The exercise =>
Every line of the listing must be reproduced as it stands. Leave the images behind.

Data for this task =>
──────

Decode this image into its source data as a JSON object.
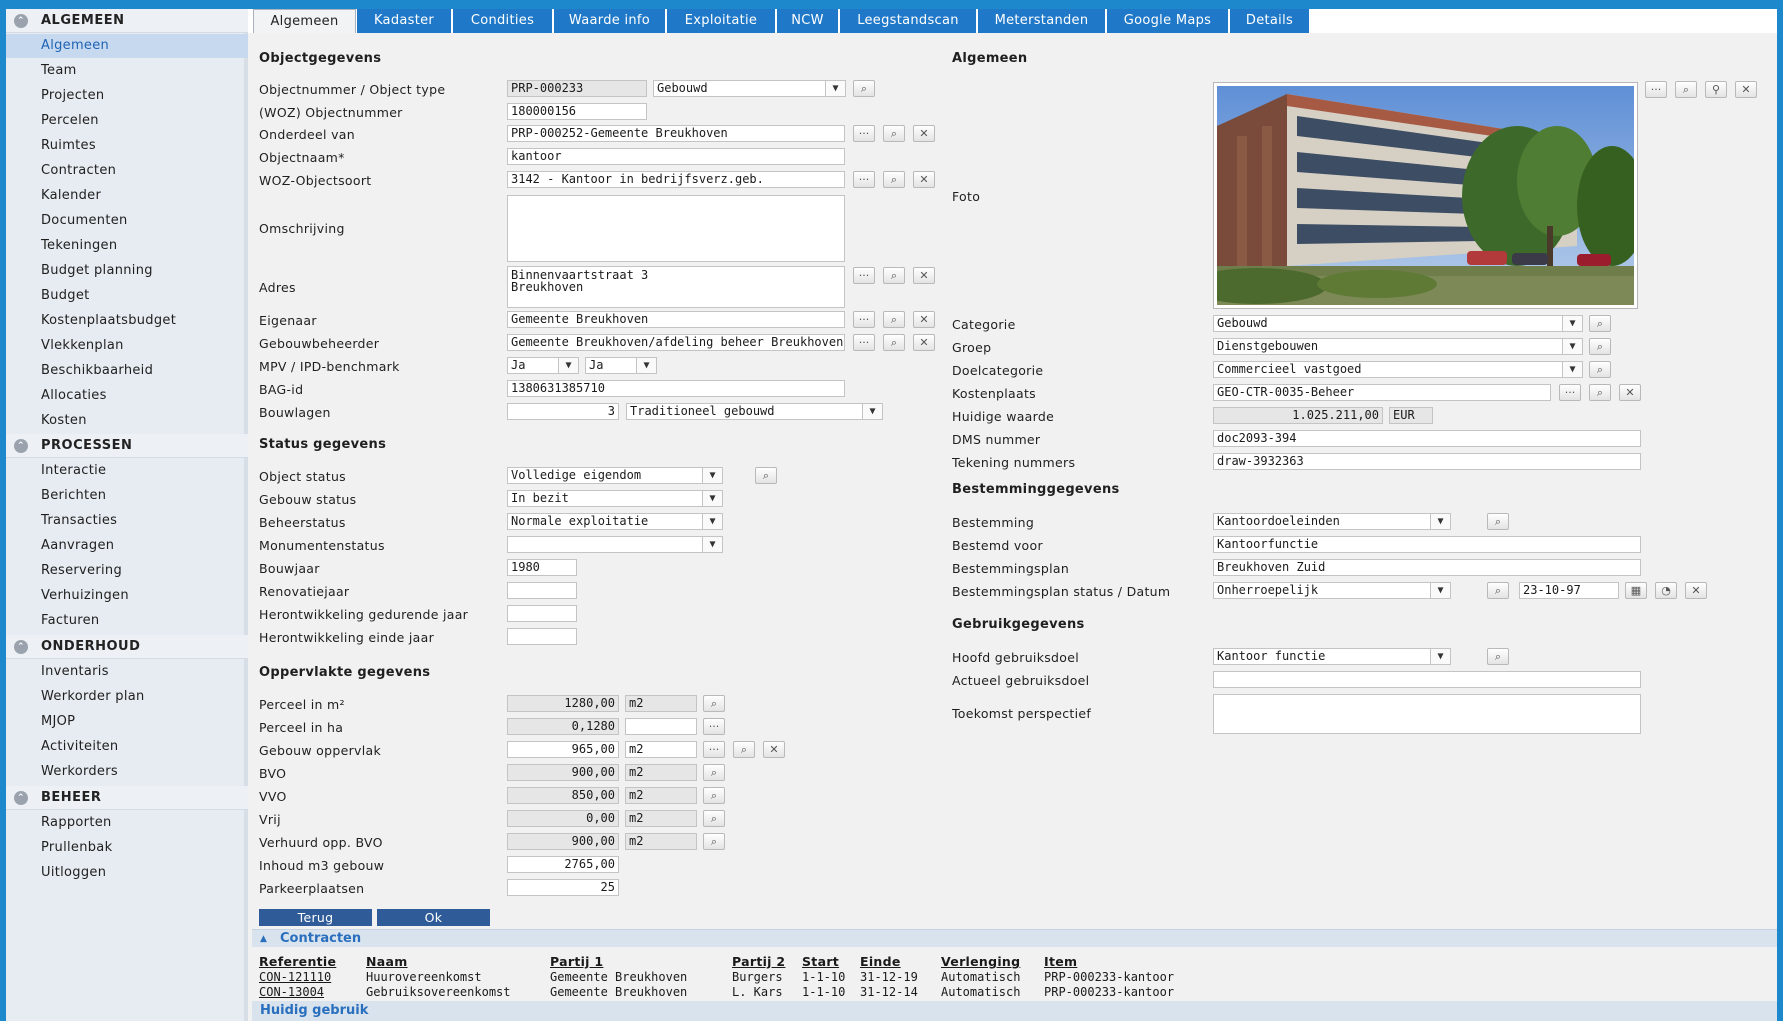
{
  "sidebar": {
    "sections": [
      {
        "title": "ALGEMEEN",
        "items": [
          "Algemeen",
          "Team",
          "Projecten",
          "Percelen",
          "Ruimtes",
          "Contracten",
          "Kalender",
          "Documenten",
          "Tekeningen",
          "Budget planning",
          "Budget",
          "Kostenplaatsbudget",
          "Vlekkenplan",
          "Beschikbaarheid",
          "Allocaties",
          "Kosten"
        ]
      },
      {
        "title": "PROCESSEN",
        "items": [
          "Interactie",
          "Berichten",
          "Transacties",
          "Aanvragen",
          "Reservering",
          "Verhuizingen",
          "Facturen"
        ]
      },
      {
        "title": "ONDERHOUD",
        "items": [
          "Inventaris",
          "Werkorder plan",
          "MJOP",
          "Activiteiten",
          "Werkorders"
        ]
      },
      {
        "title": "BEHEER",
        "items": [
          "Rapporten",
          "Prullenbak",
          "Uitloggen"
        ]
      }
    ],
    "active_item": "Algemeen"
  },
  "tabs": [
    "Algemeen",
    "Kadaster",
    "Condities",
    "Waarde info",
    "Exploitatie",
    "NCW",
    "Leegstandscan",
    "Meterstanden",
    "Google Maps",
    "Details"
  ],
  "objectgegevens": {
    "title": "Objectgegevens",
    "labels": {
      "objectnummer": "Objectnummer / Object type",
      "woz_objectnummer": "(WOZ) Objectnummer",
      "onderdeel_van": "Onderdeel van",
      "objectnaam": "Objectnaam*",
      "woz_objectsoort": "WOZ-Objectsoort",
      "omschrijving": "Omschrijving",
      "adres": "Adres",
      "eigenaar": "Eigenaar",
      "gebouwbeheerder": "Gebouwbeheerder",
      "mpv": "MPV / IPD-benchmark",
      "bag_id": "BAG-id",
      "bouwlagen": "Bouwlagen"
    },
    "values": {
      "objectnummer": "PRP-000233",
      "object_type": "Gebouwd",
      "woz_objectnummer": "180000156",
      "onderdeel_van": "PRP-000252-Gemeente Breukhoven",
      "objectnaam": "kantoor",
      "woz_objectsoort": "3142 - Kantoor in bedrijfsverz.geb.",
      "omschrijving": "",
      "adres": "Binnenvaartstraat 3\nBreukhoven",
      "eigenaar": "Gemeente Breukhoven",
      "gebouwbeheerder": "Gemeente Breukhoven/afdeling beheer Breukhoven",
      "mpv": "Ja",
      "ipd": "Ja",
      "bag_id": "1380631385710",
      "bouwlagen": "3",
      "bouwlagen_type": "Traditioneel gebouwd"
    }
  },
  "status": {
    "title": "Status gegevens",
    "labels": {
      "object_status": "Object status",
      "gebouw_status": "Gebouw status",
      "beheerstatus": "Beheerstatus",
      "monumentenstatus": "Monumentenstatus",
      "bouwjaar": "Bouwjaar",
      "renovatiejaar": "Renovatiejaar",
      "herontw_gedurende": "Herontwikkeling gedurende jaar",
      "herontw_einde": "Herontwikkeling einde jaar"
    },
    "values": {
      "object_status": "Volledige eigendom",
      "gebouw_status": "In bezit",
      "beheerstatus": "Normale exploitatie",
      "monumentenstatus": "",
      "bouwjaar": "1980",
      "renovatiejaar": "",
      "herontw_gedurende": "",
      "herontw_einde": ""
    }
  },
  "oppervlakte": {
    "title": "Oppervlakte gegevens",
    "rows": [
      {
        "label": "Perceel in m²",
        "value": "1280,00",
        "unit": "m2"
      },
      {
        "label": "Perceel in ha",
        "value": "0,1280",
        "unit": ""
      },
      {
        "label": "Gebouw oppervlak",
        "value": "965,00",
        "unit": "m2"
      },
      {
        "label": "BVO",
        "value": "900,00",
        "unit": "m2"
      },
      {
        "label": "VVO",
        "value": "850,00",
        "unit": "m2"
      },
      {
        "label": "Vrij",
        "value": "0,00",
        "unit": "m2"
      },
      {
        "label": "Verhuurd opp. BVO",
        "value": "900,00",
        "unit": "m2"
      },
      {
        "label": "Inhoud m3 gebouw",
        "value": "2765,00",
        "unit": ""
      },
      {
        "label": "Parkeerplaatsen",
        "value": "25",
        "unit": ""
      }
    ]
  },
  "buttons": {
    "terug": "Terug",
    "ok": "Ok"
  },
  "algemeen": {
    "title": "Algemeen",
    "labels": {
      "foto": "Foto",
      "categorie": "Categorie",
      "groep": "Groep",
      "doelcategorie": "Doelcategorie",
      "kostenplaats": "Kostenplaats",
      "huidige_waarde": "Huidige waarde",
      "dms": "DMS nummer",
      "tekening": "Tekening nummers"
    },
    "values": {
      "categorie": "Gebouwd",
      "groep": "Dienstgebouwen",
      "doelcategorie": "Commercieel vastgoed",
      "kostenplaats": "GEO-CTR-0035-Beheer",
      "huidige_waarde": "1.025.211,00",
      "valuta": "EUR",
      "dms": "doc2093-394",
      "tekening": "draw-3932363"
    }
  },
  "bestemming": {
    "title": "Bestemminggegevens",
    "labels": {
      "bestemming": "Bestemming",
      "bestemd_voor": "Bestemd voor",
      "bestemmingsplan": "Bestemmingsplan",
      "plan_status": "Bestemmingsplan status / Datum"
    },
    "values": {
      "bestemming": "Kantoordoeleinden",
      "bestemd_voor": "Kantoorfunctie",
      "bestemmingsplan": "Breukhoven Zuid",
      "plan_status": "Onherroepelijk",
      "datum": "23-10-97"
    }
  },
  "gebruik": {
    "title": "Gebruikgegevens",
    "labels": {
      "hoofd": "Hoofd gebruiksdoel",
      "actueel": "Actueel gebruiksdoel",
      "toekomst": "Toekomst perspectief"
    },
    "values": {
      "hoofd": "Kantoor functie",
      "actueel": "",
      "toekomst": ""
    }
  },
  "contracten": {
    "title": "Contracten",
    "headers": [
      "Referentie",
      "Naam",
      "Partij 1",
      "Partij 2",
      "Start",
      "Einde",
      "Verlenging",
      "Item"
    ],
    "rows": [
      [
        "CON-121110",
        "Huurovereenkomst",
        "Gemeente Breukhoven",
        "Burgers",
        "1-1-10",
        "31-12-19",
        "Automatisch",
        "PRP-000233-kantoor"
      ],
      [
        "CON-13004",
        "Gebruiksovereenkomst",
        "Gemeente Breukhoven",
        "L. Kars",
        "1-1-10",
        "31-12-14",
        "Automatisch",
        "PRP-000233-kantoor"
      ]
    ]
  },
  "huidig_gebruik": {
    "title": "Huidig gebruik"
  },
  "icons": {
    "search": "search-icon",
    "more": "more-icon",
    "clear": "clear-icon",
    "dropdown": "chevron-down-icon",
    "calendar": "calendar-icon",
    "section": "chevron-up-circle-icon"
  }
}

──────

Answer to the exercise =>
Decode this image into its source data as a JSON object.
{
  "sidebar": {
    "sections": [
      {
        "title": "ALGEMEEN",
        "items": [
          "Algemeen",
          "Team",
          "Projecten",
          "Percelen",
          "Ruimtes",
          "Contracten",
          "Kalender",
          "Documenten",
          "Tekeningen",
          "Budget planning",
          "Budget",
          "Kostenplaatsbudget",
          "Vlekkenplan",
          "Beschikbaarheid",
          "Allocaties",
          "Kosten"
        ]
      },
      {
        "title": "PROCESSEN",
        "items": [
          "Interactie",
          "Berichten",
          "Transacties",
          "Aanvragen",
          "Reservering",
          "Verhuizingen",
          "Facturen"
        ]
      },
      {
        "title": "ONDERHOUD",
        "items": [
          "Inventaris",
          "Werkorder plan",
          "MJOP",
          "Activiteiten",
          "Werkorders"
        ]
      },
      {
        "title": "BEHEER",
        "items": [
          "Rapporten",
          "Prullenbak",
          "Uitloggen"
        ]
      }
    ],
    "active_item": "Algemeen"
  },
  "tabs": [
    "Algemeen",
    "Kadaster",
    "Condities",
    "Waarde info",
    "Exploitatie",
    "NCW",
    "Leegstandscan",
    "Meterstanden",
    "Google Maps",
    "Details"
  ],
  "objectgegevens": {
    "title": "Objectgegevens",
    "labels": {
      "objectnummer": "Objectnummer / Object type",
      "woz_objectnummer": "(WOZ) Objectnummer",
      "onderdeel_van": "Onderdeel van",
      "objectnaam": "Objectnaam*",
      "woz_objectsoort": "WOZ-Objectsoort",
      "omschrijving": "Omschrijving",
      "adres": "Adres",
      "eigenaar": "Eigenaar",
      "gebouwbeheerder": "Gebouwbeheerder",
      "mpv": "MPV / IPD-benchmark",
      "bag_id": "BAG-id",
      "bouwlagen": "Bouwlagen"
    },
    "values": {
      "objectnummer": "PRP-000233",
      "object_type": "Gebouwd",
      "woz_objectnummer": "180000156",
      "onderdeel_van": "PRP-000252-Gemeente Breukhoven",
      "objectnaam": "kantoor",
      "woz_objectsoort": "3142 - Kantoor in bedrijfsverz.geb.",
      "omschrijving": "",
      "adres": "Binnenvaartstraat 3\nBreukhoven",
      "eigenaar": "Gemeente Breukhoven",
      "gebouwbeheerder": "Gemeente Breukhoven/afdeling beheer Breukhoven",
      "mpv": "Ja",
      "ipd": "Ja",
      "bag_id": "1380631385710",
      "bouwlagen": "3",
      "bouwlagen_type": "Traditioneel gebouwd"
    }
  },
  "status": {
    "title": "Status gegevens",
    "labels": {
      "object_status": "Object status",
      "gebouw_status": "Gebouw status",
      "beheerstatus": "Beheerstatus",
      "monumentenstatus": "Monumentenstatus",
      "bouwjaar": "Bouwjaar",
      "renovatiejaar": "Renovatiejaar",
      "herontw_gedurende": "Herontwikkeling gedurende jaar",
      "herontw_einde": "Herontwikkeling einde jaar"
    },
    "values": {
      "object_status": "Volledige eigendom",
      "gebouw_status": "In bezit",
      "beheerstatus": "Normale exploitatie",
      "monumentenstatus": "",
      "bouwjaar": "1980",
      "renovatiejaar": "",
      "herontw_gedurende": "",
      "herontw_einde": ""
    }
  },
  "oppervlakte": {
    "title": "Oppervlakte gegevens",
    "rows": [
      {
        "label": "Perceel in m²",
        "value": "1280,00",
        "unit": "m2"
      },
      {
        "label": "Perceel in ha",
        "value": "0,1280",
        "unit": ""
      },
      {
        "label": "Gebouw oppervlak",
        "value": "965,00",
        "unit": "m2"
      },
      {
        "label": "BVO",
        "value": "900,00",
        "unit": "m2"
      },
      {
        "label": "VVO",
        "value": "850,00",
        "unit": "m2"
      },
      {
        "label": "Vrij",
        "value": "0,00",
        "unit": "m2"
      },
      {
        "label": "Verhuurd opp. BVO",
        "value": "900,00",
        "unit": "m2"
      },
      {
        "label": "Inhoud m3 gebouw",
        "value": "2765,00",
        "unit": ""
      },
      {
        "label": "Parkeerplaatsen",
        "value": "25",
        "unit": ""
      }
    ]
  },
  "buttons": {
    "terug": "Terug",
    "ok": "Ok"
  },
  "algemeen": {
    "title": "Algemeen",
    "labels": {
      "foto": "Foto",
      "categorie": "Categorie",
      "groep": "Groep",
      "doelcategorie": "Doelcategorie",
      "kostenplaats": "Kostenplaats",
      "huidige_waarde": "Huidige waarde",
      "dms": "DMS nummer",
      "tekening": "Tekening nummers"
    },
    "values": {
      "categorie": "Gebouwd",
      "groep": "Dienstgebouwen",
      "doelcategorie": "Commercieel vastgoed",
      "kostenplaats": "GEO-CTR-0035-Beheer",
      "huidige_waarde": "1.025.211,00",
      "valuta": "EUR",
      "dms": "doc2093-394",
      "tekening": "draw-3932363"
    }
  },
  "bestemming": {
    "title": "Bestemminggegevens",
    "labels": {
      "bestemming": "Bestemming",
      "bestemd_voor": "Bestemd voor",
      "bestemmingsplan": "Bestemmingsplan",
      "plan_status": "Bestemmingsplan status / Datum"
    },
    "values": {
      "bestemming": "Kantoordoeleinden",
      "bestemd_voor": "Kantoorfunctie",
      "bestemmingsplan": "Breukhoven Zuid",
      "plan_status": "Onherroepelijk",
      "datum": "23-10-97"
    }
  },
  "gebruik": {
    "title": "Gebruikgegevens",
    "labels": {
      "hoofd": "Hoofd gebruiksdoel",
      "actueel": "Actueel gebruiksdoel",
      "toekomst": "Toekomst perspectief"
    },
    "values": {
      "hoofd": "Kantoor functie",
      "actueel": "",
      "toekomst": ""
    }
  },
  "contracten": {
    "title": "Contracten",
    "headers": [
      "Referentie",
      "Naam",
      "Partij 1",
      "Partij 2",
      "Start",
      "Einde",
      "Verlenging",
      "Item"
    ],
    "rows": [
      [
        "CON-121110",
        "Huurovereenkomst",
        "Gemeente Breukhoven",
        "Burgers",
        "1-1-10",
        "31-12-19",
        "Automatisch",
        "PRP-000233-kantoor"
      ],
      [
        "CON-13004",
        "Gebruiksovereenkomst",
        "Gemeente Breukhoven",
        "L. Kars",
        "1-1-10",
        "31-12-14",
        "Automatisch",
        "PRP-000233-kantoor"
      ]
    ]
  },
  "huidig_gebruik": {
    "title": "Huidig gebruik"
  },
  "icons": {
    "search": "search-icon",
    "more": "more-icon",
    "clear": "clear-icon",
    "dropdown": "chevron-down-icon",
    "calendar": "calendar-icon",
    "section": "chevron-up-circle-icon"
  }
}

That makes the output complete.